§ **YOUR OBJECTIVE**:
Find and copy lines holding "with".

--- Begin INPUT DATA ---

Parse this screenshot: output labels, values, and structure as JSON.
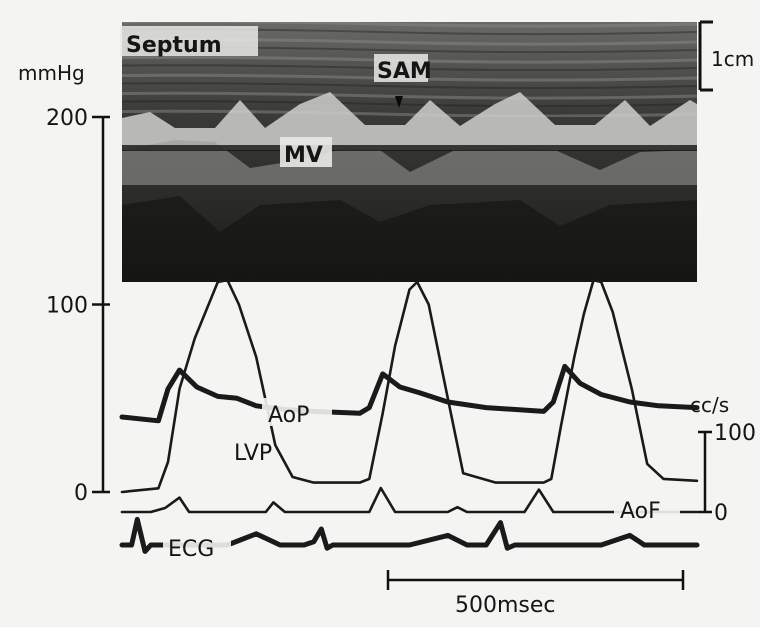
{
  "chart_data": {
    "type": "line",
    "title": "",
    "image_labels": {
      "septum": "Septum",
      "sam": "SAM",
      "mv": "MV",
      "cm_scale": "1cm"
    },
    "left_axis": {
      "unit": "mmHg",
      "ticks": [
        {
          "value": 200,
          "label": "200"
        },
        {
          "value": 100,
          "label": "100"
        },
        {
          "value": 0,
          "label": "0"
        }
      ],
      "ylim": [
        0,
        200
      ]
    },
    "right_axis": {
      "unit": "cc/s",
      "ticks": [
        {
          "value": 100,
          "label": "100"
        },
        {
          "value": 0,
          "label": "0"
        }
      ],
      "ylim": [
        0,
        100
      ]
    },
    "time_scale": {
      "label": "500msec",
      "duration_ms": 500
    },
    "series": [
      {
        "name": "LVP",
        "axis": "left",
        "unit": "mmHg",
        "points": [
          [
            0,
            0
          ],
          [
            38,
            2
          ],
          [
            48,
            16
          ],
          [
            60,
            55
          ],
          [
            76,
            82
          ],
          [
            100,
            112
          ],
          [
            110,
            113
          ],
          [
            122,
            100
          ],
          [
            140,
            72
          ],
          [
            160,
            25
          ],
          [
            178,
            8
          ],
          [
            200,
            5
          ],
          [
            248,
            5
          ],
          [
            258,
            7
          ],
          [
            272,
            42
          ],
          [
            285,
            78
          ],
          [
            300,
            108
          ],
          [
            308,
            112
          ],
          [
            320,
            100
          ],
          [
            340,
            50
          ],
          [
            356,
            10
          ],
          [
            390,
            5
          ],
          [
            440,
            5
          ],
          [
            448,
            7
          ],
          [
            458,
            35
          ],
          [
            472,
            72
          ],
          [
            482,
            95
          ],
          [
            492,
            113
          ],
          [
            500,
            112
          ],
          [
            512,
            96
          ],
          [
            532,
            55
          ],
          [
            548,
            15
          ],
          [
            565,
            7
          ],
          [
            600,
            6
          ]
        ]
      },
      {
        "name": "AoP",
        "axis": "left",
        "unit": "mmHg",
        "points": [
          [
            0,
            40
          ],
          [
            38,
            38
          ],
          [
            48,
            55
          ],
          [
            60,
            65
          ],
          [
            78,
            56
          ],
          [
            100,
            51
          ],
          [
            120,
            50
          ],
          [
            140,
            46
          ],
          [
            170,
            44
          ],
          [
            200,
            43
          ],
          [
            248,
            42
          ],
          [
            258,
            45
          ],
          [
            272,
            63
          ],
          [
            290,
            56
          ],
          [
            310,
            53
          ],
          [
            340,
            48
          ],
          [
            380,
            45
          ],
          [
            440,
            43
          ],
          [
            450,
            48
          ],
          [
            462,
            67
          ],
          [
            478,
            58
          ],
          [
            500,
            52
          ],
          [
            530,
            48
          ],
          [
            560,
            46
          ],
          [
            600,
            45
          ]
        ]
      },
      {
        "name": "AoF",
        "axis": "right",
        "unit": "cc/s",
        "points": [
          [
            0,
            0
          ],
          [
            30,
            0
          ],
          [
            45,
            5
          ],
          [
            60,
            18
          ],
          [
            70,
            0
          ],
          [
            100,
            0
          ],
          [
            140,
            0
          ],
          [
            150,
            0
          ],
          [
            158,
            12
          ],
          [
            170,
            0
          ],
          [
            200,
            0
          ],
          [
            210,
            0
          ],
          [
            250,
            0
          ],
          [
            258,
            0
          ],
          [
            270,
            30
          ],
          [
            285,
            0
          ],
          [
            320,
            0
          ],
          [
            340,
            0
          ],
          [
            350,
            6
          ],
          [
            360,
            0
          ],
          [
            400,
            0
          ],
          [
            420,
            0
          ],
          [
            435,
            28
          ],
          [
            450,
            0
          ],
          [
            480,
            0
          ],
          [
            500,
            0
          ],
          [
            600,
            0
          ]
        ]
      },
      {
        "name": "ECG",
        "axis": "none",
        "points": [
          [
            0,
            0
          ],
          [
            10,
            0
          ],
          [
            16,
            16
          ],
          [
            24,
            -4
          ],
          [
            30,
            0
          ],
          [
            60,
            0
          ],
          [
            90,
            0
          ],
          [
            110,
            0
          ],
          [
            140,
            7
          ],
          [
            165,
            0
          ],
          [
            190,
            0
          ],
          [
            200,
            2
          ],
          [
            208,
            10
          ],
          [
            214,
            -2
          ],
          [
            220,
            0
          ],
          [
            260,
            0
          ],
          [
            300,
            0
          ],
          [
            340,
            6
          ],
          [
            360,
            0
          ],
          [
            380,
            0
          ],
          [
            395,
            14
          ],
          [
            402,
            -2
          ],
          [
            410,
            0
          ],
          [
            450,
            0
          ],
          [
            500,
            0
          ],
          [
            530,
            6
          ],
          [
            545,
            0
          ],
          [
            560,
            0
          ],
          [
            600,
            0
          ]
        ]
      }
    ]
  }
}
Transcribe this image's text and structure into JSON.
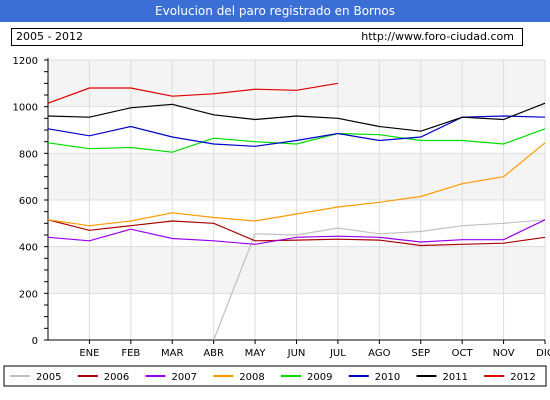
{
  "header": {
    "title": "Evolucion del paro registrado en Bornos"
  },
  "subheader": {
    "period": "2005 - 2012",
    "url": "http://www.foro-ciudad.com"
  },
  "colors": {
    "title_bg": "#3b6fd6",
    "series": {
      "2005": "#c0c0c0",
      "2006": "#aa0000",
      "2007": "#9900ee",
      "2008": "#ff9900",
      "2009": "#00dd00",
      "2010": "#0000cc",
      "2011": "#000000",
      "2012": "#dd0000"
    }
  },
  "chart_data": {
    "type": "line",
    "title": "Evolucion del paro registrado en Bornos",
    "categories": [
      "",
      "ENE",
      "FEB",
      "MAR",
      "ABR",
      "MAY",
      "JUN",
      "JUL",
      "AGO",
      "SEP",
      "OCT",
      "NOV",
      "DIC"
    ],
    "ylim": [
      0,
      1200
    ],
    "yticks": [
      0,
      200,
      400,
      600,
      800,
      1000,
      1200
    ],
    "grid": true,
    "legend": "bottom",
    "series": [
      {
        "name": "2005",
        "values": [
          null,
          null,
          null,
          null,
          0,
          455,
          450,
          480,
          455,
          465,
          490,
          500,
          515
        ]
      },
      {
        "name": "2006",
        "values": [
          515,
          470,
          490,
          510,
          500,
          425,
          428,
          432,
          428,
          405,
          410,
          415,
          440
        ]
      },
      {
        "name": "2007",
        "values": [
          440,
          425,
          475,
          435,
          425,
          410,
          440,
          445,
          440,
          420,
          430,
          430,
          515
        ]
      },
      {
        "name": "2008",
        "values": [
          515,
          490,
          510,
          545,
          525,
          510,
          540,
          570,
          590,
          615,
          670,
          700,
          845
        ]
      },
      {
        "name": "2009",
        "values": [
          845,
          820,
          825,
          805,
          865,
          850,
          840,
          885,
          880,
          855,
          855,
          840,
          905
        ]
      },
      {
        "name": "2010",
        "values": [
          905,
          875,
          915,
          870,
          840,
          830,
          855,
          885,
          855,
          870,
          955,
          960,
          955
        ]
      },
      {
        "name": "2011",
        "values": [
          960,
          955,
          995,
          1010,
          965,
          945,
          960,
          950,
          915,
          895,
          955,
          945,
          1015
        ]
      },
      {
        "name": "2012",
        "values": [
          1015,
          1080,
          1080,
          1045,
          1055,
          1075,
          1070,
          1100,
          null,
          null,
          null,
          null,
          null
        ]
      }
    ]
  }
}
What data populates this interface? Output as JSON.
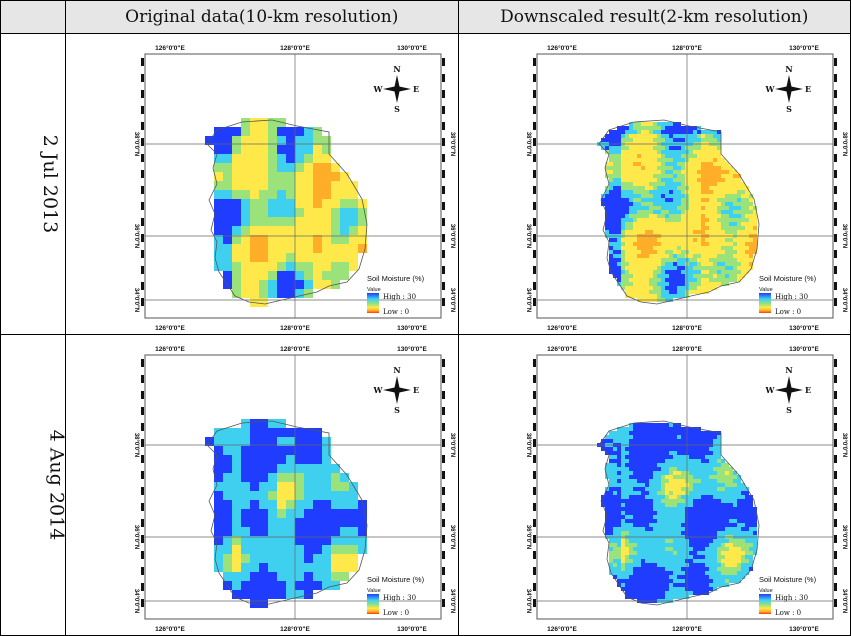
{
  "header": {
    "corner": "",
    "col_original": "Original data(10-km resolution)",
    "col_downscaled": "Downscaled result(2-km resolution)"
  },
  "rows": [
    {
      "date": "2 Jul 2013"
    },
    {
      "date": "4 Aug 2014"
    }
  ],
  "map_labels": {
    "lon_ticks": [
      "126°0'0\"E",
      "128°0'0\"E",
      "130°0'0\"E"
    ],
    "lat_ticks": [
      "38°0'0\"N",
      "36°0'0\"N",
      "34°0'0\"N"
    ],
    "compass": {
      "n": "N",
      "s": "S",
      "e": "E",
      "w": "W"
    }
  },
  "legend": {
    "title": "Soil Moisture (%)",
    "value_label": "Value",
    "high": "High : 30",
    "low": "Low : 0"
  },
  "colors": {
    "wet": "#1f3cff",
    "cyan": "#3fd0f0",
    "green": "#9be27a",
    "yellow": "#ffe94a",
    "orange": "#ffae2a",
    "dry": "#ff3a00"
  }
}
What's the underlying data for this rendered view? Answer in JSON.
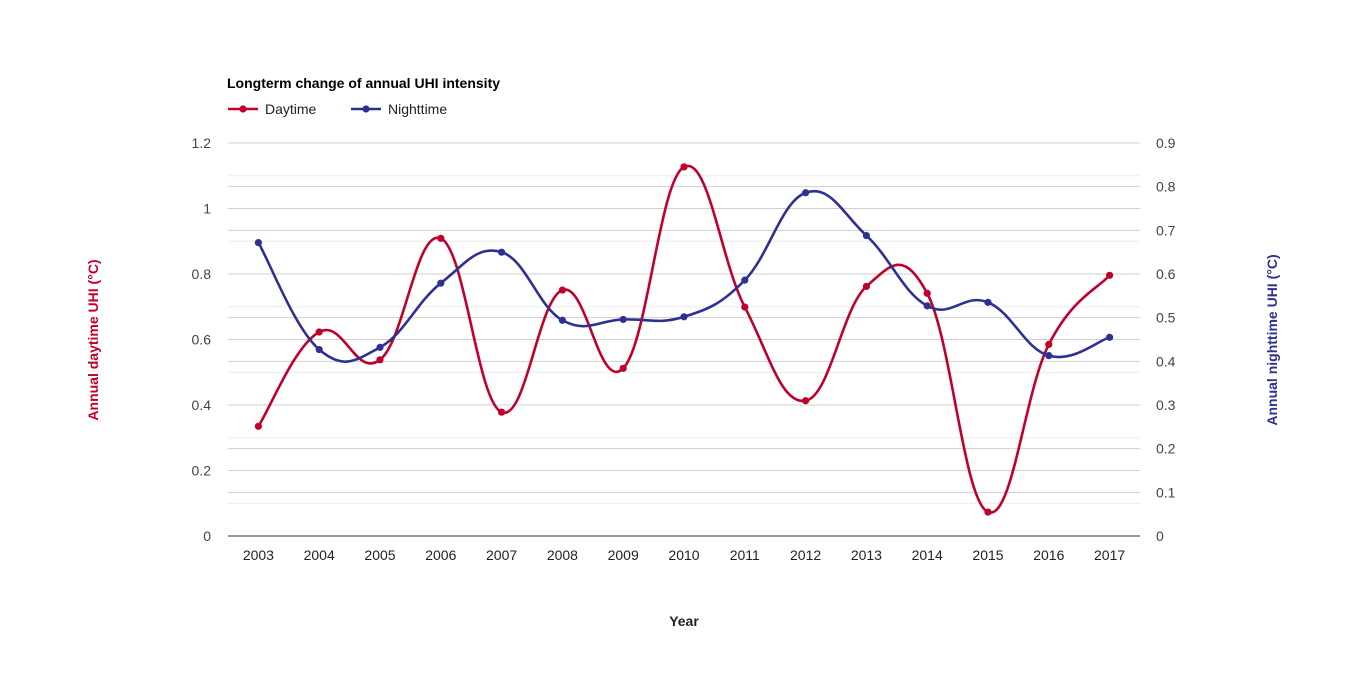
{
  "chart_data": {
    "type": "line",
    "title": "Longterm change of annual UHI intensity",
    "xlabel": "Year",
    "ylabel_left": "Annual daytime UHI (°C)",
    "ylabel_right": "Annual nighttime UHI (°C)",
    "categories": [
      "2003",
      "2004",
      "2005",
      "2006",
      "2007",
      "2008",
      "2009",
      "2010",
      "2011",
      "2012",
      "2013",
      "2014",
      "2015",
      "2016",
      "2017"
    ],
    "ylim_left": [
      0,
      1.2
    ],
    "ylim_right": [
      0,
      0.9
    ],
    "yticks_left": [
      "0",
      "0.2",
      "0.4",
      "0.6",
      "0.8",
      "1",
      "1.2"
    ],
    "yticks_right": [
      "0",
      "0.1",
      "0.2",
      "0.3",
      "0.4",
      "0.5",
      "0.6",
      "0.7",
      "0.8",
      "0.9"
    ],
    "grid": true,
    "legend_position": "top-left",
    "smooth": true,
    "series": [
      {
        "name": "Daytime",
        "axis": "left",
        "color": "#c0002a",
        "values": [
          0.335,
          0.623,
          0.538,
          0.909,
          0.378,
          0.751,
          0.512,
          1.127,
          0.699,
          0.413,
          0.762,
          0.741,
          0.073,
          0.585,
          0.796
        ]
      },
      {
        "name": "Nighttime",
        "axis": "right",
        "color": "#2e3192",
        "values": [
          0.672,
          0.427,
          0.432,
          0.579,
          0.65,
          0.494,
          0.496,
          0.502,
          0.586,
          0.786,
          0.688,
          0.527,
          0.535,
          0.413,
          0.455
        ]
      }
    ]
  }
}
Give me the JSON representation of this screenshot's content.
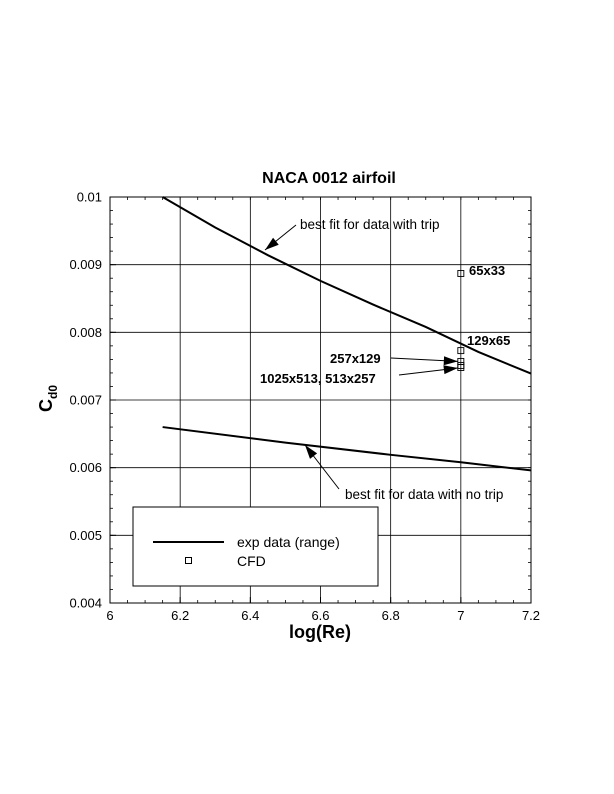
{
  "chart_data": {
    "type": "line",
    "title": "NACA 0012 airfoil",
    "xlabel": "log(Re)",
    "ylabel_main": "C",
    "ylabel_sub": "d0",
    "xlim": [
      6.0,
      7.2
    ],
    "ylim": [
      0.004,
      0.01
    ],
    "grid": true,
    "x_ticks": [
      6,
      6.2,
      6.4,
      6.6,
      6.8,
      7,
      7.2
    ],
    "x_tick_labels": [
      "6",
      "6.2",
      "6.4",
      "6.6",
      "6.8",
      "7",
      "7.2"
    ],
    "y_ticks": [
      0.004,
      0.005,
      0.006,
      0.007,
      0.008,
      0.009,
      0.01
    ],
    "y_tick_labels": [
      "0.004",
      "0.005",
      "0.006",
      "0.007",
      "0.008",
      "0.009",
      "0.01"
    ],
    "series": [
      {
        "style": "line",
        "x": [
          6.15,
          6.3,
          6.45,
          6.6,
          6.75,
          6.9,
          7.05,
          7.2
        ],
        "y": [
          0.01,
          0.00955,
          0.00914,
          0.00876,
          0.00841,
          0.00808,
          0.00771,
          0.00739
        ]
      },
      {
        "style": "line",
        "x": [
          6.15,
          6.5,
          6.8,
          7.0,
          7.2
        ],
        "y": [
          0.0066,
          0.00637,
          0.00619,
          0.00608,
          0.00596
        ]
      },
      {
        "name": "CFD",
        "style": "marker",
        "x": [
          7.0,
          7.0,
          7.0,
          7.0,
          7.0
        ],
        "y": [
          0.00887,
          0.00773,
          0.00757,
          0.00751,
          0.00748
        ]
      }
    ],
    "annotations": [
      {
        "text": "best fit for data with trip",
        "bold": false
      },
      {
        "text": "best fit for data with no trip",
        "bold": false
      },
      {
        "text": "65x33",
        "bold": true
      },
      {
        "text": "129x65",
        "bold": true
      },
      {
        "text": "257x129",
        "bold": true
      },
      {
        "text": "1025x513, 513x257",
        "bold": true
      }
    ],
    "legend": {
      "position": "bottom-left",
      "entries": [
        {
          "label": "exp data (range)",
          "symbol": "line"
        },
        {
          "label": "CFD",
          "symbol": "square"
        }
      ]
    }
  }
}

--- End INPUT DATA ---

§ **WRITTEN RESPONSE**:
        "text": "best fit for data with trip",
        "text": "best fit for data with no trip",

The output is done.